Input material:
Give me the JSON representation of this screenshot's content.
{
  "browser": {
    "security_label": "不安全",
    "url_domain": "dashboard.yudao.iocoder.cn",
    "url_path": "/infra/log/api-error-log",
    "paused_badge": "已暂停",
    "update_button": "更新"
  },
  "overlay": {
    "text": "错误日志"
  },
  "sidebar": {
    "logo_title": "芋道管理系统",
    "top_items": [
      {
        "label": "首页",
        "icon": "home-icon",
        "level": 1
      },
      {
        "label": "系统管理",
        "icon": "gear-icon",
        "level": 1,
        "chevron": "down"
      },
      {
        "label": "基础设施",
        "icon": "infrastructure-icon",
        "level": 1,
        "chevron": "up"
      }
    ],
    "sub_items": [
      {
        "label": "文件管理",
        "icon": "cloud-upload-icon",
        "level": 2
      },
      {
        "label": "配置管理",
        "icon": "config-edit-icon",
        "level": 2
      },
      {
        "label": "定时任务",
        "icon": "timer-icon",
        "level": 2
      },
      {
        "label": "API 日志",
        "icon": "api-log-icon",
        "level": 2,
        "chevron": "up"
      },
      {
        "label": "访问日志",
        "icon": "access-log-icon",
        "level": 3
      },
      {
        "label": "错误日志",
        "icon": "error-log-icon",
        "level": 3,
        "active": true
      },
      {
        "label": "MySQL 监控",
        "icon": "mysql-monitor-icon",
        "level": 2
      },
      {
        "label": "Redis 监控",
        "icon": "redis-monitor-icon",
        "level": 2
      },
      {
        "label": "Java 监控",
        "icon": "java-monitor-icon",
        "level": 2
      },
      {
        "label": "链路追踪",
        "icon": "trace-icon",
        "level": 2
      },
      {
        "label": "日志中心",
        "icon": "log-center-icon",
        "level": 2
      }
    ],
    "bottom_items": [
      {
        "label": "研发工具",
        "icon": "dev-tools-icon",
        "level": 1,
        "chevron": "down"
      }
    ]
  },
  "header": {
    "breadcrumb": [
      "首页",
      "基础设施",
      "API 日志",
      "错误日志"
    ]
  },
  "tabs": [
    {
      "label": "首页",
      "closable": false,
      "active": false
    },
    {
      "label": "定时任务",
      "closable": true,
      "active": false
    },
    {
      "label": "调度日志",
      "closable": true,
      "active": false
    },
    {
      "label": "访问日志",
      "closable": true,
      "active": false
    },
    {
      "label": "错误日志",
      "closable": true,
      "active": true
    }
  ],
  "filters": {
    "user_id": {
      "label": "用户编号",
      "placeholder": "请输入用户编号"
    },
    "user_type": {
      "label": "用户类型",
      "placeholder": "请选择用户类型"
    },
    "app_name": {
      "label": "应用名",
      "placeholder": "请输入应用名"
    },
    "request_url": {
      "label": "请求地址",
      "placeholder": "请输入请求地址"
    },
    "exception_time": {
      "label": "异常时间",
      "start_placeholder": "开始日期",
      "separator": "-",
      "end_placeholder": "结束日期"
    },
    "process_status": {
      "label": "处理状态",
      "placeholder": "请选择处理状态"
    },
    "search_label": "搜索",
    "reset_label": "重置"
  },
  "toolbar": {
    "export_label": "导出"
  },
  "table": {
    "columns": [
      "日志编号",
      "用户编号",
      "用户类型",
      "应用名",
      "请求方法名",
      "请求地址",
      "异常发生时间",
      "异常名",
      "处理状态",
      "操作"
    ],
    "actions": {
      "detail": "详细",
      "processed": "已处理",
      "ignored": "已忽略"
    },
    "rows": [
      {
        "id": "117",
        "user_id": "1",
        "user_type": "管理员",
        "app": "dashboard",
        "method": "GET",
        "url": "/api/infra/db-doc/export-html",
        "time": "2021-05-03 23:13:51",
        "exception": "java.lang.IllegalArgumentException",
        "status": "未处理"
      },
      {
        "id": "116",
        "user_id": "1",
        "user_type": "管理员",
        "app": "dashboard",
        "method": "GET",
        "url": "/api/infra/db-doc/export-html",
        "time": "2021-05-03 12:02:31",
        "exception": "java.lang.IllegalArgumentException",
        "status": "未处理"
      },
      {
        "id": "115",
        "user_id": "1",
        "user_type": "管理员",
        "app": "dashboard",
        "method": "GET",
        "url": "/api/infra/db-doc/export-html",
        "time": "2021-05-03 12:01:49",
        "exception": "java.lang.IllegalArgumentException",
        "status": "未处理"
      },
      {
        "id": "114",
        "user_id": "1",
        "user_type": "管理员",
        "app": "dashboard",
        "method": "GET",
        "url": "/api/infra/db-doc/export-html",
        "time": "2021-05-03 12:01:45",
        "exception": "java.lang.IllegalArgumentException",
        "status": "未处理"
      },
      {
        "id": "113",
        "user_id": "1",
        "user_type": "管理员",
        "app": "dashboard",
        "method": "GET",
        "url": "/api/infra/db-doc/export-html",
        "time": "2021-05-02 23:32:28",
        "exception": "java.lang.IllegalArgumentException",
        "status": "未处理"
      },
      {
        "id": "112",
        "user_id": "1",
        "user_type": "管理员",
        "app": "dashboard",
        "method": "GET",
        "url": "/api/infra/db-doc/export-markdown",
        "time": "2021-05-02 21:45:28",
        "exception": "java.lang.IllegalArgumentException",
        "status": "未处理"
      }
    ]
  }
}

What needs to be done: Using the entries above, please restate each one word for word.

Expected answer:
Give me the JSON representation of this screenshot's content.
{
  "browser": {
    "security_label": "不安全",
    "url_domain": "dashboard.yudao.iocoder.cn",
    "url_path": "/infra/log/api-error-log",
    "paused_badge": "已暂停",
    "update_button": "更新"
  },
  "overlay": {
    "text": "错误日志"
  },
  "sidebar": {
    "logo_title": "芋道管理系统",
    "top_items": [
      {
        "label": "首页",
        "icon": "home-icon",
        "level": 1
      },
      {
        "label": "系统管理",
        "icon": "gear-icon",
        "level": 1,
        "chevron": "down"
      },
      {
        "label": "基础设施",
        "icon": "infrastructure-icon",
        "level": 1,
        "chevron": "up"
      }
    ],
    "sub_items": [
      {
        "label": "文件管理",
        "icon": "cloud-upload-icon",
        "level": 2
      },
      {
        "label": "配置管理",
        "icon": "config-edit-icon",
        "level": 2
      },
      {
        "label": "定时任务",
        "icon": "timer-icon",
        "level": 2
      },
      {
        "label": "API 日志",
        "icon": "api-log-icon",
        "level": 2,
        "chevron": "up"
      },
      {
        "label": "访问日志",
        "icon": "access-log-icon",
        "level": 3
      },
      {
        "label": "错误日志",
        "icon": "error-log-icon",
        "level": 3,
        "active": true
      },
      {
        "label": "MySQL 监控",
        "icon": "mysql-monitor-icon",
        "level": 2
      },
      {
        "label": "Redis 监控",
        "icon": "redis-monitor-icon",
        "level": 2
      },
      {
        "label": "Java 监控",
        "icon": "java-monitor-icon",
        "level": 2
      },
      {
        "label": "链路追踪",
        "icon": "trace-icon",
        "level": 2
      },
      {
        "label": "日志中心",
        "icon": "log-center-icon",
        "level": 2
      }
    ],
    "bottom_items": [
      {
        "label": "研发工具",
        "icon": "dev-tools-icon",
        "level": 1,
        "chevron": "down"
      }
    ]
  },
  "header": {
    "breadcrumb": [
      "首页",
      "基础设施",
      "API 日志",
      "错误日志"
    ]
  },
  "tabs": [
    {
      "label": "首页",
      "closable": false,
      "active": false
    },
    {
      "label": "定时任务",
      "closable": true,
      "active": false
    },
    {
      "label": "调度日志",
      "closable": true,
      "active": false
    },
    {
      "label": "访问日志",
      "closable": true,
      "active": false
    },
    {
      "label": "错误日志",
      "closable": true,
      "active": true
    }
  ],
  "filters": {
    "user_id": {
      "label": "用户编号",
      "placeholder": "请输入用户编号"
    },
    "user_type": {
      "label": "用户类型",
      "placeholder": "请选择用户类型"
    },
    "app_name": {
      "label": "应用名",
      "placeholder": "请输入应用名"
    },
    "request_url": {
      "label": "请求地址",
      "placeholder": "请输入请求地址"
    },
    "exception_time": {
      "label": "异常时间",
      "start_placeholder": "开始日期",
      "separator": "-",
      "end_placeholder": "结束日期"
    },
    "process_status": {
      "label": "处理状态",
      "placeholder": "请选择处理状态"
    },
    "search_label": "搜索",
    "reset_label": "重置"
  },
  "toolbar": {
    "export_label": "导出"
  },
  "table": {
    "columns": [
      "日志编号",
      "用户编号",
      "用户类型",
      "应用名",
      "请求方法名",
      "请求地址",
      "异常发生时间",
      "异常名",
      "处理状态",
      "操作"
    ],
    "actions": {
      "detail": "详细",
      "processed": "已处理",
      "ignored": "已忽略"
    },
    "rows": [
      {
        "id": "117",
        "user_id": "1",
        "user_type": "管理员",
        "app": "dashboard",
        "method": "GET",
        "url": "/api/infra/db-doc/export-html",
        "time": "2021-05-03 23:13:51",
        "exception": "java.lang.IllegalArgumentException",
        "status": "未处理"
      },
      {
        "id": "116",
        "user_id": "1",
        "user_type": "管理员",
        "app": "dashboard",
        "method": "GET",
        "url": "/api/infra/db-doc/export-html",
        "time": "2021-05-03 12:02:31",
        "exception": "java.lang.IllegalArgumentException",
        "status": "未处理"
      },
      {
        "id": "115",
        "user_id": "1",
        "user_type": "管理员",
        "app": "dashboard",
        "method": "GET",
        "url": "/api/infra/db-doc/export-html",
        "time": "2021-05-03 12:01:49",
        "exception": "java.lang.IllegalArgumentException",
        "status": "未处理"
      },
      {
        "id": "114",
        "user_id": "1",
        "user_type": "管理员",
        "app": "dashboard",
        "method": "GET",
        "url": "/api/infra/db-doc/export-html",
        "time": "2021-05-03 12:01:45",
        "exception": "java.lang.IllegalArgumentException",
        "status": "未处理"
      },
      {
        "id": "113",
        "user_id": "1",
        "user_type": "管理员",
        "app": "dashboard",
        "method": "GET",
        "url": "/api/infra/db-doc/export-html",
        "time": "2021-05-02 23:32:28",
        "exception": "java.lang.IllegalArgumentException",
        "status": "未处理"
      },
      {
        "id": "112",
        "user_id": "1",
        "user_type": "管理员",
        "app": "dashboard",
        "method": "GET",
        "url": "/api/infra/db-doc/export-markdown",
        "time": "2021-05-02 21:45:28",
        "exception": "java.lang.IllegalArgumentException",
        "status": "未处理"
      }
    ]
  }
}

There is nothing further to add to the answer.